▶ [Provided records]
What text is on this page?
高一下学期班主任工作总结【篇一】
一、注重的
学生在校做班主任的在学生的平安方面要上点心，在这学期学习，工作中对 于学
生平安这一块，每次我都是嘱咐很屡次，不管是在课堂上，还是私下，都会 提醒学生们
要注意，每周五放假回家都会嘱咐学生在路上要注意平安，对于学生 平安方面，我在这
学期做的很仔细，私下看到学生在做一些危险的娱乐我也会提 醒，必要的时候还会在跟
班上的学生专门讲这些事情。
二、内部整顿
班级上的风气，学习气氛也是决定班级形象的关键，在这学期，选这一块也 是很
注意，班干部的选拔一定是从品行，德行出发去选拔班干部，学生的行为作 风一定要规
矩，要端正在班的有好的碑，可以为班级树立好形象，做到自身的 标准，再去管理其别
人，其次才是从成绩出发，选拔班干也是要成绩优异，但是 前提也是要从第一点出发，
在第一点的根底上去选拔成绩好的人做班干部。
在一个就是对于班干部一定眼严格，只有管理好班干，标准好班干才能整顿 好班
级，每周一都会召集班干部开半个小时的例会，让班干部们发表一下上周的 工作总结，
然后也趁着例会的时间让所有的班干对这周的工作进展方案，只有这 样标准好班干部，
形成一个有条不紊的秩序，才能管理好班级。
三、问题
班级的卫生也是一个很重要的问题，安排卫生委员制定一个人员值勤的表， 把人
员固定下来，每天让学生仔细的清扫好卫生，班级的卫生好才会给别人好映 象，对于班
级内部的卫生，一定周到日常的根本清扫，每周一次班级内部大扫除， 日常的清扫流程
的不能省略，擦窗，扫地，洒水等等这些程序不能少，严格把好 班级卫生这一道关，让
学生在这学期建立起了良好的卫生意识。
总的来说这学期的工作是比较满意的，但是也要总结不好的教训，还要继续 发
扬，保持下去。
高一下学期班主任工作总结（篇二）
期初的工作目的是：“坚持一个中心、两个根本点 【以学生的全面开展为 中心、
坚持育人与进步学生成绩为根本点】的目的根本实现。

▶ [Challenge] Give back all the records exactly as they stand.

▶ [Completed task]
What text is on this page?
高一下学期班主任工作总结【篇一】
一、注重的
学生在校做班主任的在学生的平安方面要上点心，在这学期学习，工作中对 于学
生平安这一块，每次我都是嘱咐很屡次，不管是在课堂上，还是私下，都会 提醒学生们
要注意，每周五放假回家都会嘱咐学生在路上要注意平安，对于学生 平安方面，我在这
学期做的很仔细，私下看到学生在做一些危险的娱乐我也会提 醒，必要的时候还会在跟
班上的学生专门讲这些事情。
二、内部整顿
班级上的风气，学习气氛也是决定班级形象的关键，在这学期，选这一块也 是很
注意，班干部的选拔一定是从品行，德行出发去选拔班干部，学生的行为作 风一定要规
矩，要端正在班的有好的碑，可以为班级树立好形象，做到自身的 标准，再去管理其别
人，其次才是从成绩出发，选拔班干也是要成绩优异，但是 前提也是要从第一点出发，
在第一点的根底上去选拔成绩好的人做班干部。
在一个就是对于班干部一定眼严格，只有管理好班干，标准好班干才能整顿 好班
级，每周一都会召集班干部开半个小时的例会，让班干部们发表一下上周的 工作总结，
然后也趁着例会的时间让所有的班干对这周的工作进展方案，只有这 样标准好班干部，
形成一个有条不紊的秩序，才能管理好班级。
三、问题
班级的卫生也是一个很重要的问题，安排卫生委员制定一个人员值勤的表， 把人
员固定下来，每天让学生仔细的清扫好卫生，班级的卫生好才会给别人好映 象，对于班
级内部的卫生，一定周到日常的根本清扫，每周一次班级内部大扫除， 日常的清扫流程
的不能省略，擦窗，扫地，洒水等等这些程序不能少，严格把好 班级卫生这一道关，让
学生在这学期建立起了良好的卫生意识。
总的来说这学期的工作是比较满意的，但是也要总结不好的教训，还要继续 发
扬，保持下去。
高一下学期班主任工作总结（篇二）
期初的工作目的是：“坚持一个中心、两个根本点 【以学生的全面开展为 中心、
坚持育人与进步学生成绩为根本点】的目的根本实现。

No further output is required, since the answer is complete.